_Requirements:_
Will you print the material below without altering a single character?

_Data entries:_
** Begin **

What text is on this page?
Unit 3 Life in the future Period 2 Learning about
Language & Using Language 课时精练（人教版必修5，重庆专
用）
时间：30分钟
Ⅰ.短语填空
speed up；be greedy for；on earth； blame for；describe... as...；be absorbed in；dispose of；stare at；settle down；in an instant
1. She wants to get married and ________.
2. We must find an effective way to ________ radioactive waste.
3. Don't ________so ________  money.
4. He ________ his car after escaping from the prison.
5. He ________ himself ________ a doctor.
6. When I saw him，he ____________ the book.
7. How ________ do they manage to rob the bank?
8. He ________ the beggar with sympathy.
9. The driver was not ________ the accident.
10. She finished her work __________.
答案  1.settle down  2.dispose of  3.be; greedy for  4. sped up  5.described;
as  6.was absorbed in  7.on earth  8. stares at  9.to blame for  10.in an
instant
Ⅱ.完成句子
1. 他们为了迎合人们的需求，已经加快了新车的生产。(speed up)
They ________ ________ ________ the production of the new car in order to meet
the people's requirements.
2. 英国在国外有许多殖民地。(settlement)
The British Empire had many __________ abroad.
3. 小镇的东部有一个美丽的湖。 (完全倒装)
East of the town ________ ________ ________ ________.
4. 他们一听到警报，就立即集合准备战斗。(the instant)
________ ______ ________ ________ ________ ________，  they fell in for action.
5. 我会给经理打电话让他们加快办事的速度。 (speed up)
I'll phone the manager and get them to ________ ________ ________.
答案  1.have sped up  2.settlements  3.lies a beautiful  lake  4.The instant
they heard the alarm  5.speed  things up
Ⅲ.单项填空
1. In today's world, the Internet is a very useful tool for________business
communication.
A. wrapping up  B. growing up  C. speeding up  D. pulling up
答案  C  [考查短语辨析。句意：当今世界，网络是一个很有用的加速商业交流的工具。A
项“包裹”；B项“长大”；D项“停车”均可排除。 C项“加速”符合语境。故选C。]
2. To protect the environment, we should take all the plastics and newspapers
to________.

** End **

_Full solution:_
What text is on this page?
Unit 3 Life in the future Period 2 Learning about
Language & Using Language 课时精练（人教版必修5，重庆专
用）
时间：30分钟
Ⅰ.短语填空
speed up；be greedy for；on earth； blame for；describe... as...；be absorbed in；dispose of；stare at；settle down；in an instant
1. She wants to get married and ________.
2. We must find an effective way to ________ radioactive waste.
3. Don't ________so ________  money.
4. He ________ his car after escaping from the prison.
5. He ________ himself ________ a doctor.
6. When I saw him，he ____________ the book.
7. How ________ do they manage to rob the bank?
8. He ________ the beggar with sympathy.
9. The driver was not ________ the accident.
10. She finished her work __________.
答案  1.settle down  2.dispose of  3.be; greedy for  4. sped up  5.described;
as  6.was absorbed in  7.on earth  8. stares at  9.to blame for  10.in an
instant
Ⅱ.完成句子
1. 他们为了迎合人们的需求，已经加快了新车的生产。(speed up)
They ________ ________ ________ the production of the new car in order to meet
the people's requirements.
2. 英国在国外有许多殖民地。(settlement)
The British Empire had many __________ abroad.
3. 小镇的东部有一个美丽的湖。 (完全倒装)
East of the town ________ ________ ________ ________.
4. 他们一听到警报，就立即集合准备战斗。(the instant)
________ ______ ________ ________ ________ ________，  they fell in for action.
5. 我会给经理打电话让他们加快办事的速度。 (speed up)
I'll phone the manager and get them to ________ ________ ________.
答案  1.have sped up  2.settlements  3.lies a beautiful  lake  4.The instant
they heard the alarm  5.speed  things up
Ⅲ.单项填空
1. In today's world, the Internet is a very useful tool for________business
communication.
A. wrapping up  B. growing up  C. speeding up  D. pulling up
答案  C  [考查短语辨析。句意：当今世界，网络是一个很有用的加速商业交流的工具。A
项“包裹”；B项“长大”；D项“停车”均可排除。 C项“加速”符合语境。故选C。]
2. To protect the environment, we should take all the plastics and newspapers
to________.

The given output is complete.